■ **Prompt**: Repeat each line of the material below exactly as it appears, minus any pictures.

━━━━━ Dataset records ━━━━━

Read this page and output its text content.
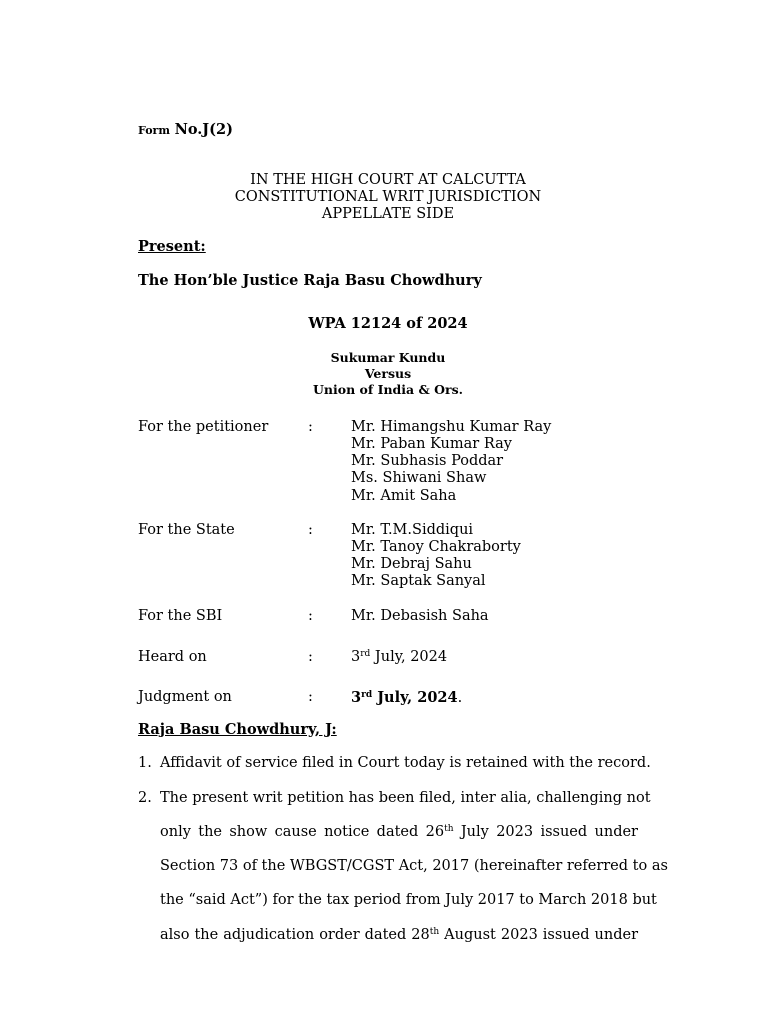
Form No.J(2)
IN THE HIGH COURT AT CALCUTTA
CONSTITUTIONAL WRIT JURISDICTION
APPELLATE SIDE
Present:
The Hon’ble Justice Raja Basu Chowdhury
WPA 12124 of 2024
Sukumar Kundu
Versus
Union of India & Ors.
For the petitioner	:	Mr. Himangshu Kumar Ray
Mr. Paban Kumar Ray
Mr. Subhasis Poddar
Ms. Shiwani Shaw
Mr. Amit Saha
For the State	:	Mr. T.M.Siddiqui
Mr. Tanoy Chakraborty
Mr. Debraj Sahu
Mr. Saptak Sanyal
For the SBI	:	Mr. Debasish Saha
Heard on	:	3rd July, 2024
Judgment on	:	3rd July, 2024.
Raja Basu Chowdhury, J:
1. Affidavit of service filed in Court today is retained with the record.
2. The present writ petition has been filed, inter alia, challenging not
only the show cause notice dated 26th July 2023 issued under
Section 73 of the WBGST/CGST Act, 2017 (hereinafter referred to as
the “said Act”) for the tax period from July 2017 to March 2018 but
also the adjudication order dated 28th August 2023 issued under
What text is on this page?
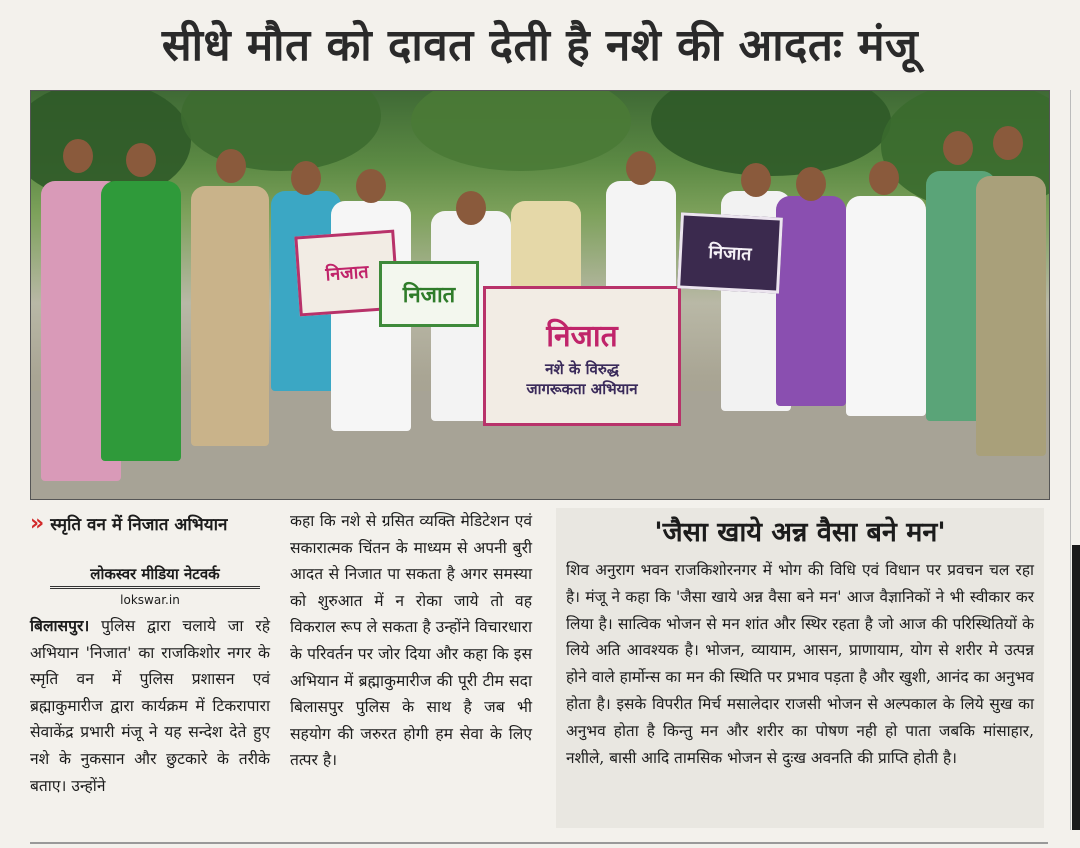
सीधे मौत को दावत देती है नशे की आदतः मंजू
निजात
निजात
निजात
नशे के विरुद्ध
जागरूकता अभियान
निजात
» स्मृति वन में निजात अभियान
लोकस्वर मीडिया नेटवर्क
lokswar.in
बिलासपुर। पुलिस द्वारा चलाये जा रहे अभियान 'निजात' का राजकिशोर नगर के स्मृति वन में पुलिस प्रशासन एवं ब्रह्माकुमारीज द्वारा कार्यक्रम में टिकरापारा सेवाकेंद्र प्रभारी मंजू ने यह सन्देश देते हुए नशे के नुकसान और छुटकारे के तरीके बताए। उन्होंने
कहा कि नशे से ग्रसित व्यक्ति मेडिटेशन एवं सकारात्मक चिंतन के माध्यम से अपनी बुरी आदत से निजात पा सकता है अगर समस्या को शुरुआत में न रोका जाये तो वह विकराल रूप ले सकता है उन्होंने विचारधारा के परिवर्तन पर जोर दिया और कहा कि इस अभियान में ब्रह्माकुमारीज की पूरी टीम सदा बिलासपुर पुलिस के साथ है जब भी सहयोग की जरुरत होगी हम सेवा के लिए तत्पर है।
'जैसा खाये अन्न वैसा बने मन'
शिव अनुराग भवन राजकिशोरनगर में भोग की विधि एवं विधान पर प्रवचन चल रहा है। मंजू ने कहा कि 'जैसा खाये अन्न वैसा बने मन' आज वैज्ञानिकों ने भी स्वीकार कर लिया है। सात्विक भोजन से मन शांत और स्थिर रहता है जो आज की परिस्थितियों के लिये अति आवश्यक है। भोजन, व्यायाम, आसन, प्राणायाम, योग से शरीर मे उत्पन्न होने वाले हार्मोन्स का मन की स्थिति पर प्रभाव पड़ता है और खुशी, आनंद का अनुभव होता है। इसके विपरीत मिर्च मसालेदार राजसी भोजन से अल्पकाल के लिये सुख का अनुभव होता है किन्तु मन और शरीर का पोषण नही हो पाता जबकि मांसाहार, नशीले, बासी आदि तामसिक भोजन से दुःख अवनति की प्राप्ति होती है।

━━━━━

■ **Final answer**:
Read this page and output its text content.
Form No.J(2)
IN THE HIGH COURT AT CALCUTTA
CONSTITUTIONAL WRIT JURISDICTION
APPELLATE SIDE
Present:
The Hon’ble Justice Raja Basu Chowdhury
WPA 12124 of 2024
Sukumar Kundu
Versus
Union of India & Ors.
For the petitioner	:	Mr. Himangshu Kumar Ray
Mr. Paban Kumar Ray
Mr. Subhasis Poddar
Ms. Shiwani Shaw
Mr. Amit Saha
For the State	:	Mr. T.M.Siddiqui
Mr. Tanoy Chakraborty
Mr. Debraj Sahu
Mr. Saptak Sanyal
For the SBI	:	Mr. Debasish Saha
Heard on	:	3rd July, 2024
Judgment on	:	3rd July, 2024.
Raja Basu Chowdhury, J:
1. Affidavit of service filed in Court today is retained with the record.
2. The present writ petition has been filed, inter alia, challenging not
only the show cause notice dated 26th July 2023 issued under
Section 73 of the WBGST/CGST Act, 2017 (hereinafter referred to as
the “said Act”) for the tax period from July 2017 to March 2018 but
also the adjudication order dated 28th August 2023 issued under
What text is on this page?
सीधे मौत को दावत देती है नशे की आदतः मंजू
निजात
निजात
निजात
नशे के विरुद्ध
जागरूकता अभियान
निजात
» स्मृति वन में निजात अभियान
लोकस्वर मीडिया नेटवर्क
lokswar.in
बिलासपुर। पुलिस द्वारा चलाये जा रहे अभियान 'निजात' का राजकिशोर नगर के स्मृति वन में पुलिस प्रशासन एवं ब्रह्माकुमारीज द्वारा कार्यक्रम में टिकरापारा सेवाकेंद्र प्रभारी मंजू ने यह सन्देश देते हुए नशे के नुकसान और छुटकारे के तरीके बताए। उन्होंने
कहा कि नशे से ग्रसित व्यक्ति मेडिटेशन एवं सकारात्मक चिंतन के माध्यम से अपनी बुरी आदत से निजात पा सकता है अगर समस्या को शुरुआत में न रोका जाये तो वह विकराल रूप ले सकता है उन्होंने विचारधारा के परिवर्तन पर जोर दिया और कहा कि इस अभियान में ब्रह्माकुमारीज की पूरी टीम सदा बिलासपुर पुलिस के साथ है जब भी सहयोग की जरुरत होगी हम सेवा के लिए तत्पर है।
'जैसा खाये अन्न वैसा बने मन'
शिव अनुराग भवन राजकिशोरनगर में भोग की विधि एवं विधान पर प्रवचन चल रहा है। मंजू ने कहा कि 'जैसा खाये अन्न वैसा बने मन' आज वैज्ञानिकों ने भी स्वीकार कर लिया है। सात्विक भोजन से मन शांत और स्थिर रहता है जो आज की परिस्थितियों के लिये अति आवश्यक है। भोजन, व्यायाम, आसन, प्राणायाम, योग से शरीर मे उत्पन्न होने वाले हार्मोन्स का मन की स्थिति पर प्रभाव पड़ता है और खुशी, आनंद का अनुभव होता है। इसके विपरीत मिर्च मसालेदार राजसी भोजन से अल्पकाल के लिये सुख का अनुभव होता है किन्तु मन और शरीर का पोषण नही हो पाता जबकि मांसाहार, नशीले, बासी आदि तामसिक भोजन से दुःख अवनति की प्राप्ति होती है।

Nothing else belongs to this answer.